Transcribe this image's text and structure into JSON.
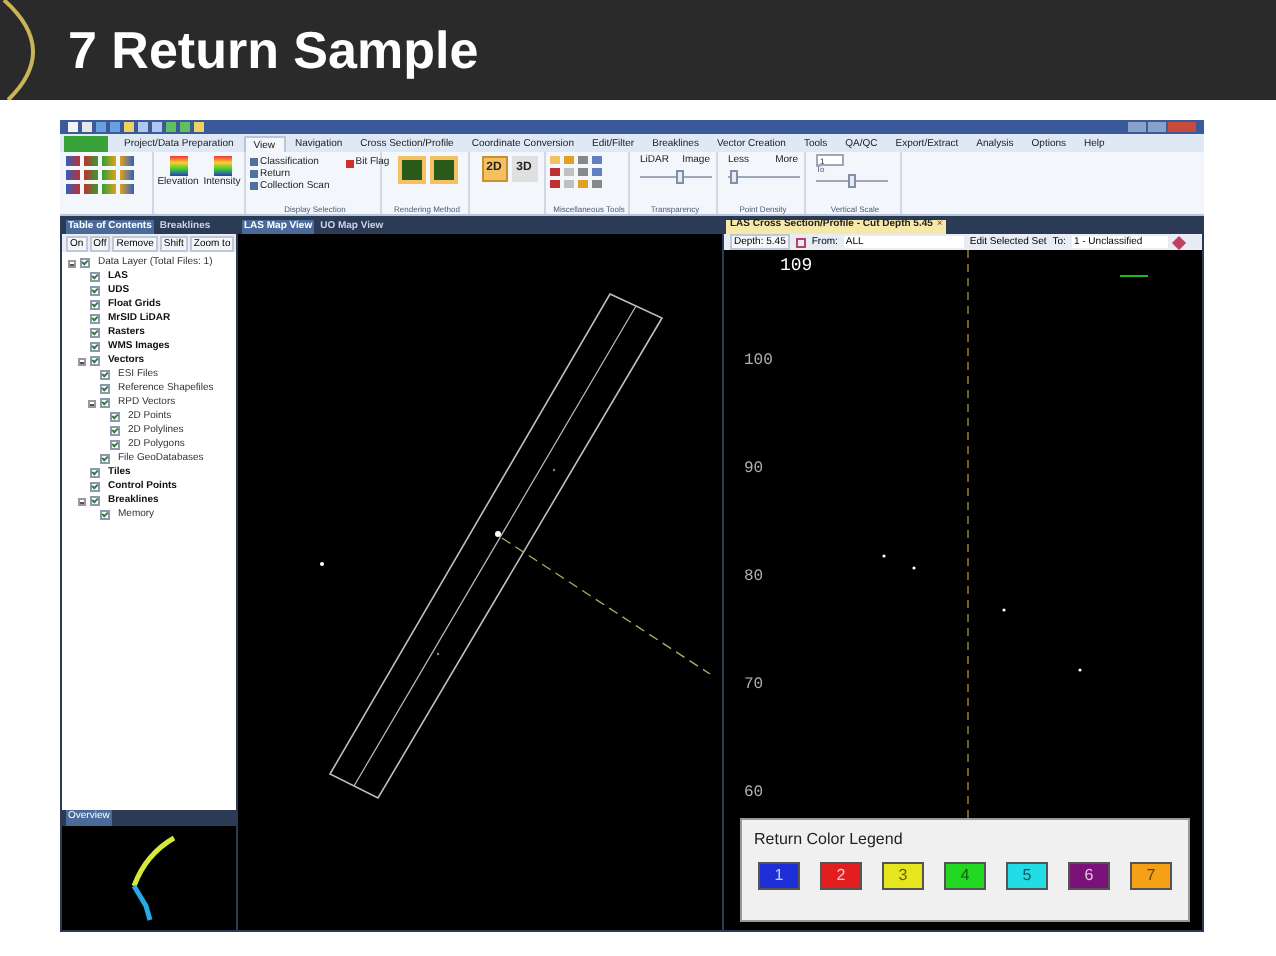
{
  "slide_title": "7 Return Sample",
  "menu_tabs": [
    {
      "label": "Project/Data Preparation",
      "selected": false
    },
    {
      "label": "View",
      "selected": true
    },
    {
      "label": "Navigation",
      "selected": false
    },
    {
      "label": "Cross Section/Profile",
      "selected": false
    },
    {
      "label": "Coordinate Conversion",
      "selected": false
    },
    {
      "label": "Edit/Filter",
      "selected": false
    },
    {
      "label": "Breaklines",
      "selected": false
    },
    {
      "label": "Vector Creation",
      "selected": false
    },
    {
      "label": "Tools",
      "selected": false
    },
    {
      "label": "QA/QC",
      "selected": false
    },
    {
      "label": "Export/Extract",
      "selected": false
    },
    {
      "label": "Analysis",
      "selected": false
    },
    {
      "label": "Options",
      "selected": false
    },
    {
      "label": "Help",
      "selected": false
    }
  ],
  "ribbon": {
    "big_buttons": [
      "Elevation",
      "Intensity"
    ],
    "display_selection": {
      "items": [
        "Classification",
        "Return",
        "Collection Scan"
      ],
      "bit_flag": "Bit Flag",
      "label": "Display Selection"
    },
    "rendering_method": {
      "label": "Rendering Method"
    },
    "dimension": [
      {
        "label": "2D",
        "selected": true
      },
      {
        "label": "3D",
        "selected": false
      }
    ],
    "misc_label": "Miscellaneous Tools",
    "sliders": [
      {
        "left": "LiDAR",
        "right": "Image",
        "level": 0.55,
        "label": "Transparency"
      },
      {
        "left": "Less",
        "right": "More",
        "level": 0.03,
        "label": "Point Density"
      }
    ],
    "vertical_scale": {
      "value": "1",
      "to": "To",
      "level": 0.5,
      "label": "Vertical Scale"
    }
  },
  "toc": {
    "tabs": [
      {
        "label": "Table of Contents",
        "selected": true
      },
      {
        "label": "Breaklines",
        "selected": false
      }
    ],
    "buttons": [
      "On",
      "Off",
      "Remove",
      "Shift",
      "Zoom to"
    ],
    "tree": [
      {
        "label": "Data Layer (Total Files: 1)",
        "checked": true,
        "expanded": true,
        "children": [
          {
            "label": "LAS",
            "checked": true
          },
          {
            "label": "UDS",
            "checked": true
          },
          {
            "label": "Float Grids",
            "checked": true
          },
          {
            "label": "MrSID LiDAR",
            "checked": true
          },
          {
            "label": "Rasters",
            "checked": true
          },
          {
            "label": "WMS Images",
            "checked": true
          },
          {
            "label": "Vectors",
            "checked": true,
            "expanded": true,
            "children": [
              {
                "label": "ESI Files",
                "checked": true
              },
              {
                "label": "Reference Shapefiles",
                "checked": true
              },
              {
                "label": "RPD Vectors",
                "checked": true,
                "expanded": true,
                "children": [
                  {
                    "label": "2D Points",
                    "checked": true
                  },
                  {
                    "label": "2D Polylines",
                    "checked": true
                  },
                  {
                    "label": "2D Polygons",
                    "checked": true
                  }
                ]
              },
              {
                "label": "File GeoDatabases",
                "checked": true
              }
            ]
          },
          {
            "label": "Tiles",
            "checked": true
          },
          {
            "label": "Control Points",
            "checked": true
          },
          {
            "label": "Breaklines",
            "checked": true,
            "expanded": true,
            "children": [
              {
                "label": "Memory",
                "checked": true
              }
            ]
          }
        ]
      }
    ]
  },
  "overview": {
    "title": "Overview"
  },
  "map_tabs": [
    {
      "label": "LAS Map View",
      "selected": true
    },
    {
      "label": "UO Map View",
      "selected": false
    }
  ],
  "profile": {
    "tab": "LAS Cross Section/Profile - Cut Depth 5.45",
    "close": "×",
    "depth": "Depth: 5.45",
    "from_label": "From:",
    "from_value": "ALL",
    "edit": "Edit Selected Set",
    "to_label": "To:",
    "to_value": "1 - Unclassified",
    "axis_labels": [
      "109",
      "100",
      "90",
      "80",
      "70",
      "60"
    ]
  },
  "legend": {
    "title": "Return Color Legend",
    "items": [
      {
        "label": "1",
        "color": "#1f2fd8"
      },
      {
        "label": "2",
        "color": "#e31e1e"
      },
      {
        "label": "3",
        "color": "#e6e61e"
      },
      {
        "label": "4",
        "color": "#22d822"
      },
      {
        "label": "5",
        "color": "#22dde6"
      },
      {
        "label": "6",
        "color": "#7a127a"
      },
      {
        "label": "7",
        "color": "#f5a017"
      }
    ]
  }
}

The exercise »
Report every line containing the word "Depth" from the listing above.

Solved problem »
    "tab": "LAS Cross Section/Profile - Cut Depth 5.45",
    "depth": "Depth: 5.45",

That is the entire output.